- **GOAL**: Quote the whole listing word for word, please.

################

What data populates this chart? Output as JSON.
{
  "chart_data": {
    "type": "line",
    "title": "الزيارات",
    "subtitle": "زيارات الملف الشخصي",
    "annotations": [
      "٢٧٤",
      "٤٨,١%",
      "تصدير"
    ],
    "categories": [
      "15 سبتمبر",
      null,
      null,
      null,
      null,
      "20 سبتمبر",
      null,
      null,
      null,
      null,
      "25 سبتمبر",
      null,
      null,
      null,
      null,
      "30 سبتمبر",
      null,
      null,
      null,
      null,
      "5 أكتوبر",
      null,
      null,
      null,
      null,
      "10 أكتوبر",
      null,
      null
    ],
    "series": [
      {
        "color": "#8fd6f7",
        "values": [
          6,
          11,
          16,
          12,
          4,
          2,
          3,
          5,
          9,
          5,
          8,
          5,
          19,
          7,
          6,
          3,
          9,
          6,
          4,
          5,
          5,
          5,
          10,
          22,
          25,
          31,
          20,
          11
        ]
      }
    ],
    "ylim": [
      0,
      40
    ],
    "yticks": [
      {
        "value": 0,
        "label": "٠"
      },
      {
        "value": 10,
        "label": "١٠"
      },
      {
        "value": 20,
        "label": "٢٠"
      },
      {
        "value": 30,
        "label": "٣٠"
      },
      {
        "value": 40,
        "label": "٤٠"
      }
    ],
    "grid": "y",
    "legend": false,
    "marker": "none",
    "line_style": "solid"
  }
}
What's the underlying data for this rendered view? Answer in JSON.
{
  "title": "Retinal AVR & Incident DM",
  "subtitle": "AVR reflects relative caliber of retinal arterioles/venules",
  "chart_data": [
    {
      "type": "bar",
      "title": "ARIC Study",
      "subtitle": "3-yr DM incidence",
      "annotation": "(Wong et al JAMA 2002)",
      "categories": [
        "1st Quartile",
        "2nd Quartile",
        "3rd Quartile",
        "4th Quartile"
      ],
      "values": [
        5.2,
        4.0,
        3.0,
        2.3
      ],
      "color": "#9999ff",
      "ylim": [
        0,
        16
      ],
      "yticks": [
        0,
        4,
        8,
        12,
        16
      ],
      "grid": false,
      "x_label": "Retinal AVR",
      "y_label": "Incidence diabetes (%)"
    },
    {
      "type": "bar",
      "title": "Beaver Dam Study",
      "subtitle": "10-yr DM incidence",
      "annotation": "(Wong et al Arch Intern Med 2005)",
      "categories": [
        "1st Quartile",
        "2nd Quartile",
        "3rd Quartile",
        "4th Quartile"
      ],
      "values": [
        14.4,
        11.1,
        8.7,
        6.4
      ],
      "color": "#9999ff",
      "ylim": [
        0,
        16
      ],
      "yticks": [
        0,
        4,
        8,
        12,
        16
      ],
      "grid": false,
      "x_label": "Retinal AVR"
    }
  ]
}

################

- **OUTPUT OF THE TASK**:
What data populates this chart? Output as JSON.
{
  "chart_data": {
    "type": "line",
    "title": "الزيارات",
    "subtitle": "زيارات الملف الشخصي",
    "annotations": [
      "٢٧٤",
      "٤٨,١%",
      "تصدير"
    ],
    "categories": [
      "15 سبتمبر",
      null,
      null,
      null,
      null,
      "20 سبتمبر",
      null,
      null,
      null,
      null,
      "25 سبتمبر",
      null,
      null,
      null,
      null,
      "30 سبتمبر",
      null,
      null,
      null,
      null,
      "5 أكتوبر",
      null,
      null,
      null,
      null,
      "10 أكتوبر",
      null,
      null
    ],
    "series": [
      {
        "color": "#8fd6f7",
        "values": [
          6,
          11,
          16,
          12,
          4,
          2,
          3,
          5,
          9,
          5,
          8,
          5,
          19,
          7,
          6,
          3,
          9,
          6,
          4,
          5,
          5,
          5,
          10,
          22,
          25,
          31,
          20,
          11
        ]
      }
    ],
    "ylim": [
      0,
      40
    ],
    "yticks": [
      {
        "value": 0,
        "label": "٠"
      },
      {
        "value": 10,
        "label": "١٠"
      },
      {
        "value": 20,
        "label": "٢٠"
      },
      {
        "value": 30,
        "label": "٣٠"
      },
      {
        "value": 40,
        "label": "٤٠"
      }
    ],
    "grid": "y",
    "legend": false,
    "marker": "none",
    "line_style": "solid"
  }
}
What's the underlying data for this rendered view? Answer in JSON.
{
  "title": "Retinal AVR & Incident DM",
  "subtitle": "AVR reflects relative caliber of retinal arterioles/venules",
  "chart_data": [
    {
      "type": "bar",
      "title": "ARIC Study",
      "subtitle": "3-yr DM incidence",
      "annotation": "(Wong et al JAMA 2002)",
      "categories": [
        "1st Quartile",
        "2nd Quartile",
        "3rd Quartile",
        "4th Quartile"
      ],
      "values": [
        5.2,
        4.0,
        3.0,
        2.3
      ],
      "color": "#9999ff",
      "ylim": [
        0,
        16
      ],
      "yticks": [
        0,
        4,
        8,
        12,
        16
      ],
      "grid": false,
      "x_label": "Retinal AVR",
      "y_label": "Incidence diabetes (%)"
    },
    {
      "type": "bar",
      "title": "Beaver Dam Study",
      "subtitle": "10-yr DM incidence",
      "annotation": "(Wong et al Arch Intern Med 2005)",
      "categories": [
        "1st Quartile",
        "2nd Quartile",
        "3rd Quartile",
        "4th Quartile"
      ],
      "values": [
        14.4,
        11.1,
        8.7,
        6.4
      ],
      "color": "#9999ff",
      "ylim": [
        0,
        16
      ],
      "yticks": [
        0,
        4,
        8,
        12,
        16
      ],
      "grid": false,
      "x_label": "Retinal AVR"
    }
  ]
}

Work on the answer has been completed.